* Task instructions *
Write out each entry again. Keep every word exactly as it is.

* Data *

┄┄┄┄┄┄

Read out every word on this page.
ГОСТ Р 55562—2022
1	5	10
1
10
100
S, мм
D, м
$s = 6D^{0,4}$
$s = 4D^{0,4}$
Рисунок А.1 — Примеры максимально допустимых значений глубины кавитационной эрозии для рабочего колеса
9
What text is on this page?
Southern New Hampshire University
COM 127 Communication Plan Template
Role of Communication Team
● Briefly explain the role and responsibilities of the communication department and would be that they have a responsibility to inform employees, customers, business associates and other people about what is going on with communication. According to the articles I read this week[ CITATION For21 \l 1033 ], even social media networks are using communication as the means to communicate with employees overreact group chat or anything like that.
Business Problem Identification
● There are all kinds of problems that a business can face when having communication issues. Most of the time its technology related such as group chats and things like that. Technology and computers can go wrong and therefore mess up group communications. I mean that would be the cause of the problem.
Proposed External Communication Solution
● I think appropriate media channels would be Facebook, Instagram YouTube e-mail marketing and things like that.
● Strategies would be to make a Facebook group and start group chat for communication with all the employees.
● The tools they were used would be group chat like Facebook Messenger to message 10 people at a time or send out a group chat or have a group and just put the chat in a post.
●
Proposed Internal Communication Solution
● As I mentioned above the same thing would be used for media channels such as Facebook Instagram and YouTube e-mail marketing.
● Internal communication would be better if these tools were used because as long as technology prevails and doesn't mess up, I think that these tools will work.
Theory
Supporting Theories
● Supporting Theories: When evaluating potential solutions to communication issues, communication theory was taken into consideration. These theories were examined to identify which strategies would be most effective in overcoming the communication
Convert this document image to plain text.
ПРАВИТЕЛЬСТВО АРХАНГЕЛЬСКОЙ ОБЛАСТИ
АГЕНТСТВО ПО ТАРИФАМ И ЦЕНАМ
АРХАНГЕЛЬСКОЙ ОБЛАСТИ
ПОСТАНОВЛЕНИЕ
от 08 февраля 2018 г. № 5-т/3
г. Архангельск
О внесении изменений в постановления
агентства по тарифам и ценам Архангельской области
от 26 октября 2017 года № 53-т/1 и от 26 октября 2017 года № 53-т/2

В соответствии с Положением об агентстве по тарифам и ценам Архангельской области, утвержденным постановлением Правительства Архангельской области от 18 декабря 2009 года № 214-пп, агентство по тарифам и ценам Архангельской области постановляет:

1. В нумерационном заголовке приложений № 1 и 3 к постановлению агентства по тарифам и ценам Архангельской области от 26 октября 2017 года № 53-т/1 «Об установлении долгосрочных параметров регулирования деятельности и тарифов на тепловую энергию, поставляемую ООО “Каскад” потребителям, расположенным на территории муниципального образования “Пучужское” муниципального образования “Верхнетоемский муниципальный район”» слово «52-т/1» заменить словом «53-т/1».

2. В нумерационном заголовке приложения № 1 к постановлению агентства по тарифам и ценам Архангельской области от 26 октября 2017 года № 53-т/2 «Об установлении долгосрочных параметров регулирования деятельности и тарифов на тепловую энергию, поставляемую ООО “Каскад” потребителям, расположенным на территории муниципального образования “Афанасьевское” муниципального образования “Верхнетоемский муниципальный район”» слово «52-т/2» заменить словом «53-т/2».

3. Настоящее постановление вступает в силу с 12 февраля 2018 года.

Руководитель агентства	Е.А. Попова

┄┄┄┄┄┄

* Result of this exercise *
Read out every word on this page.
ГОСТ Р 55562—2022
1	5	10
1
10
100
S, мм
D, м
$s = 6D^{0,4}$
$s = 4D^{0,4}$
Рисунок А.1 — Примеры максимально допустимых значений глубины кавитационной эрозии для рабочего колеса
9
What text is on this page?
Southern New Hampshire University
COM 127 Communication Plan Template
Role of Communication Team
● Briefly explain the role and responsibilities of the communication department and would be that they have a responsibility to inform employees, customers, business associates and other people about what is going on with communication. According to the articles I read this week[ CITATION For21 \l 1033 ], even social media networks are using communication as the means to communicate with employees overreact group chat or anything like that.
Business Problem Identification
● There are all kinds of problems that a business can face when having communication issues. Most of the time its technology related such as group chats and things like that. Technology and computers can go wrong and therefore mess up group communications. I mean that would be the cause of the problem.
Proposed External Communication Solution
● I think appropriate media channels would be Facebook, Instagram YouTube e-mail marketing and things like that.
● Strategies would be to make a Facebook group and start group chat for communication with all the employees.
● The tools they were used would be group chat like Facebook Messenger to message 10 people at a time or send out a group chat or have a group and just put the chat in a post.
●
Proposed Internal Communication Solution
● As I mentioned above the same thing would be used for media channels such as Facebook Instagram and YouTube e-mail marketing.
● Internal communication would be better if these tools were used because as long as technology prevails and doesn't mess up, I think that these tools will work.
Theory
Supporting Theories
● Supporting Theories: When evaluating potential solutions to communication issues, communication theory was taken into consideration. These theories were examined to identify which strategies would be most effective in overcoming the communication
Convert this document image to plain text.
ПРАВИТЕЛЬСТВО АРХАНГЕЛЬСКОЙ ОБЛАСТИ
АГЕНТСТВО ПО ТАРИФАМ И ЦЕНАМ
АРХАНГЕЛЬСКОЙ ОБЛАСТИ
ПОСТАНОВЛЕНИЕ
от 08 февраля 2018 г. № 5-т/3
г. Архангельск
О внесении изменений в постановления
агентства по тарифам и ценам Архангельской области
от 26 октября 2017 года № 53-т/1 и от 26 октября 2017 года № 53-т/2

В соответствии с Положением об агентстве по тарифам и ценам Архангельской области, утвержденным постановлением Правительства Архангельской области от 18 декабря 2009 года № 214-пп, агентство по тарифам и ценам Архангельской области постановляет:

1. В нумерационном заголовке приложений № 1 и 3 к постановлению агентства по тарифам и ценам Архангельской области от 26 октября 2017 года № 53-т/1 «Об установлении долгосрочных параметров регулирования деятельности и тарифов на тепловую энергию, поставляемую ООО “Каскад” потребителям, расположенным на территории муниципального образования “Пучужское” муниципального образования “Верхнетоемский муниципальный район”» слово «52-т/1» заменить словом «53-т/1».

2. В нумерационном заголовке приложения № 1 к постановлению агентства по тарифам и ценам Архангельской области от 26 октября 2017 года № 53-т/2 «Об установлении долгосрочных параметров регулирования деятельности и тарифов на тепловую энергию, поставляемую ООО “Каскад” потребителям, расположенным на территории муниципального образования “Афанасьевское” муниципального образования “Верхнетоемский муниципальный район”» слово «52-т/2» заменить словом «53-т/2».

3. Настоящее постановление вступает в силу с 12 февраля 2018 года.

Руководитель агентства	Е.А. Попова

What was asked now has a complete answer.